Exercise prompt — Report only the number of lines that contain the string "bleeding" in the records below.

─── Supplied material ───

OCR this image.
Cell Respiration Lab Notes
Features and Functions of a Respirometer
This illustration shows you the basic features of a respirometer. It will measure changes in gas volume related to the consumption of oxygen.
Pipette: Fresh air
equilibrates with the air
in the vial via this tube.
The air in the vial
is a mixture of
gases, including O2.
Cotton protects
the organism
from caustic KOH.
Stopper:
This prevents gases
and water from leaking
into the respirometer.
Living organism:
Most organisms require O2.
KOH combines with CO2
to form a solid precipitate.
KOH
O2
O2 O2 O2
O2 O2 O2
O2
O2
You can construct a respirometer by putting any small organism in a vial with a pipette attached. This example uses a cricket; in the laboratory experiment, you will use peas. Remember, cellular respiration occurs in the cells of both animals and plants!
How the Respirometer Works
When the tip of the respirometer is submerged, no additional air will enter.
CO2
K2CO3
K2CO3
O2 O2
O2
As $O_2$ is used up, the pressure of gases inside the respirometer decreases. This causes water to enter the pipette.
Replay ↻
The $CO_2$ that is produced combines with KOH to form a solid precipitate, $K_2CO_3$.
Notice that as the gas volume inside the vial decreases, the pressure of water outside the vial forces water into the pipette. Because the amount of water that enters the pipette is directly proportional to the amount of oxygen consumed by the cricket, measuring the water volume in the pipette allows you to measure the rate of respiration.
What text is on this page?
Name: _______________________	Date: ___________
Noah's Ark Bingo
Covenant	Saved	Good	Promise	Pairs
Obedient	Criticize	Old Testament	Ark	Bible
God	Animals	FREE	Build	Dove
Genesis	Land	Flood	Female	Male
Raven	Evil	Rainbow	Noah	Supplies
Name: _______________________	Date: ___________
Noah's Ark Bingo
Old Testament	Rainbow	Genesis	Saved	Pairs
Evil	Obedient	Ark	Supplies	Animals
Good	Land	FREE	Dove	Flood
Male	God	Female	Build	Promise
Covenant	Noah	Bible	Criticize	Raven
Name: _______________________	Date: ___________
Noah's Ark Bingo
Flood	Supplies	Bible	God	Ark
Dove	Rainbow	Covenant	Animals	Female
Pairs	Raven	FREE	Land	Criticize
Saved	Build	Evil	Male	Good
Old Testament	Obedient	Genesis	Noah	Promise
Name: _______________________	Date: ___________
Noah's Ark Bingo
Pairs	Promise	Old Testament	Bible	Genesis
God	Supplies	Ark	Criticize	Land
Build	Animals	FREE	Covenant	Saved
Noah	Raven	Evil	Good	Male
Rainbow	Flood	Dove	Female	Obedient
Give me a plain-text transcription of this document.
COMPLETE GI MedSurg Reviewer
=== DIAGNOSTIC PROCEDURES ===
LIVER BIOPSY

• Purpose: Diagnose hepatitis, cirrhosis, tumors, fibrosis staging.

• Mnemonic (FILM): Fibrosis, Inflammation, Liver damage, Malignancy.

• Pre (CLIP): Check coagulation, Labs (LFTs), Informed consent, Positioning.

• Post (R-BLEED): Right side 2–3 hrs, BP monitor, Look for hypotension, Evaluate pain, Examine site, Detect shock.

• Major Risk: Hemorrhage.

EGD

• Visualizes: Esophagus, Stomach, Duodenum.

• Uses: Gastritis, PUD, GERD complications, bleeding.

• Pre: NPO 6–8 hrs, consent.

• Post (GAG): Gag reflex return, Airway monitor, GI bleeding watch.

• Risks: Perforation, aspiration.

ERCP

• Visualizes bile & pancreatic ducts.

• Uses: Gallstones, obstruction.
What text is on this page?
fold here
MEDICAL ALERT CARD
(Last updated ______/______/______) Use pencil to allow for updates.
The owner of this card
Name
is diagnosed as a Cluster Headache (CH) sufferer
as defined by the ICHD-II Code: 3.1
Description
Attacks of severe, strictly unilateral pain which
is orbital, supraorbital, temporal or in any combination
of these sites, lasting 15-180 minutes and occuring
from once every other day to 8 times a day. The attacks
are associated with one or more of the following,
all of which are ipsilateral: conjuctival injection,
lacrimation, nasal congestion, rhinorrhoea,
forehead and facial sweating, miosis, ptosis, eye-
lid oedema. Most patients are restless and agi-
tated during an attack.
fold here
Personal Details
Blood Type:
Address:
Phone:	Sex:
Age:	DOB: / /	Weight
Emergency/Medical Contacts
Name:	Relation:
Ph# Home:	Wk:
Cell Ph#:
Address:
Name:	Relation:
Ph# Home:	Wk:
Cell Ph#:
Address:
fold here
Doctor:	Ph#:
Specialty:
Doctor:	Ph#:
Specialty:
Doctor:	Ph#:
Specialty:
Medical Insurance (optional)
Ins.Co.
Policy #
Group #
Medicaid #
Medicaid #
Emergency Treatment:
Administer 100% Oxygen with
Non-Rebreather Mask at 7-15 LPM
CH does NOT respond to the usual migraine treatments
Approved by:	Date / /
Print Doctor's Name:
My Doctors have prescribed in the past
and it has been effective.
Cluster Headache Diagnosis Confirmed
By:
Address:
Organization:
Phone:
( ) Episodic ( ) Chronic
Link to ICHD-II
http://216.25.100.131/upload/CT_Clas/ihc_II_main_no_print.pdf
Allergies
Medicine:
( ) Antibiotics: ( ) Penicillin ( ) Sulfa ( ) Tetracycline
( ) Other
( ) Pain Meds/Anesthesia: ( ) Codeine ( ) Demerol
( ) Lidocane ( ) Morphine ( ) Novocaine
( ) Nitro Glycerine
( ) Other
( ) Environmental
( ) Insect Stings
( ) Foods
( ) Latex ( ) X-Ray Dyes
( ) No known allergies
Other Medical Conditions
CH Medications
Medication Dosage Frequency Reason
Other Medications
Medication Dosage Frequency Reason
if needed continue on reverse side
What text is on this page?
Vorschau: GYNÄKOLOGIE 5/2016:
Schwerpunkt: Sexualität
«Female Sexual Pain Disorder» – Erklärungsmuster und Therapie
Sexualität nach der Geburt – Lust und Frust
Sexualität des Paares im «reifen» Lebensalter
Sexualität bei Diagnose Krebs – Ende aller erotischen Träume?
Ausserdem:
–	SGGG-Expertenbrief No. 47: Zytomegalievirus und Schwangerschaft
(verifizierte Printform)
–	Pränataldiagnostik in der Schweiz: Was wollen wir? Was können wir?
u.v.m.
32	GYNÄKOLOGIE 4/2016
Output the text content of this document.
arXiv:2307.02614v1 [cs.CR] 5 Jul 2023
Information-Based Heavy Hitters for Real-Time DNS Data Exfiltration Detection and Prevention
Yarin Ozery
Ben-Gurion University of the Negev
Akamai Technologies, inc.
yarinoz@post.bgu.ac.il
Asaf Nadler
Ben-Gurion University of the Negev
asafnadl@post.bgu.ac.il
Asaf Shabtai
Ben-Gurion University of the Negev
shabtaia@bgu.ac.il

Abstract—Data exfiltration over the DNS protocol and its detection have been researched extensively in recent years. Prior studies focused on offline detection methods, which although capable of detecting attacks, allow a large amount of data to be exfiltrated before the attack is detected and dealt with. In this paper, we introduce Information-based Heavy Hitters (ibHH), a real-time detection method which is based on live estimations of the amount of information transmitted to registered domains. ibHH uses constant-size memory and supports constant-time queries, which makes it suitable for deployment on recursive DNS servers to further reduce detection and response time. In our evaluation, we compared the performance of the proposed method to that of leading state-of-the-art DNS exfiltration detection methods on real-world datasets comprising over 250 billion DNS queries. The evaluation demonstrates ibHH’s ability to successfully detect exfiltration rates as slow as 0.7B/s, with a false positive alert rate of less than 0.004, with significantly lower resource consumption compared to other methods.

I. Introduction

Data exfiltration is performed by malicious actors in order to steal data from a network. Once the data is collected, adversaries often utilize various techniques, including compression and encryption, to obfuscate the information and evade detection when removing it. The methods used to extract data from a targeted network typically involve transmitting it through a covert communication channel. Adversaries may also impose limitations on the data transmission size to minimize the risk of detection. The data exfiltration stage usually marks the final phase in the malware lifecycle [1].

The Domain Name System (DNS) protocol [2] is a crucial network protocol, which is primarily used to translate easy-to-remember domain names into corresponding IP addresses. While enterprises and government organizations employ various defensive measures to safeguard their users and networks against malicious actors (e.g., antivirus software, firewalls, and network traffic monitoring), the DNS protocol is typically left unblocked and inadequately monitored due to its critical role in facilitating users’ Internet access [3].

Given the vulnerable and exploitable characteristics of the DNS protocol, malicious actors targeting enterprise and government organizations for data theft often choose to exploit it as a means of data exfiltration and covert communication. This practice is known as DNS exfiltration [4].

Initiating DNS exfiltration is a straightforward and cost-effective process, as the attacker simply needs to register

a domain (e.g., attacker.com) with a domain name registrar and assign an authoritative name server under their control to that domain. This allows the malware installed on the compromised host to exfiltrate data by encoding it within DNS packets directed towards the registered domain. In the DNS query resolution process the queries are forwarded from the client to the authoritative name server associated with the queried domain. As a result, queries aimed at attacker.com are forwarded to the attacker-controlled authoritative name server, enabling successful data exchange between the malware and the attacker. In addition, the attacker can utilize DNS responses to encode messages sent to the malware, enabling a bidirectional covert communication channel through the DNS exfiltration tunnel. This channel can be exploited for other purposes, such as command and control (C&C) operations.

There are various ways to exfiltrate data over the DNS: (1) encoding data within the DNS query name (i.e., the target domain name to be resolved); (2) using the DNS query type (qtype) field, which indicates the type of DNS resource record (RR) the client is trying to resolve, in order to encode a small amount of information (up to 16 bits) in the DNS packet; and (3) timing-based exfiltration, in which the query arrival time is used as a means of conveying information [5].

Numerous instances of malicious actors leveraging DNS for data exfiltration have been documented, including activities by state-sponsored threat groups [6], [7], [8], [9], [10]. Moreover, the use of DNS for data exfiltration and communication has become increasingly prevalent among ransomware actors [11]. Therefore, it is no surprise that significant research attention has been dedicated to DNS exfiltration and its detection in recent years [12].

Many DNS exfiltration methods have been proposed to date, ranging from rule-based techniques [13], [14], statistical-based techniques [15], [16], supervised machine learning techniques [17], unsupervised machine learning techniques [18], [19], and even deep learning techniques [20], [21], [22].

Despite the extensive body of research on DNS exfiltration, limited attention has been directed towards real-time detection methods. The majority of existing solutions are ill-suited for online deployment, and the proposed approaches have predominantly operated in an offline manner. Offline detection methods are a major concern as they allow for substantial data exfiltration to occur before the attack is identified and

───

Worked solution — 2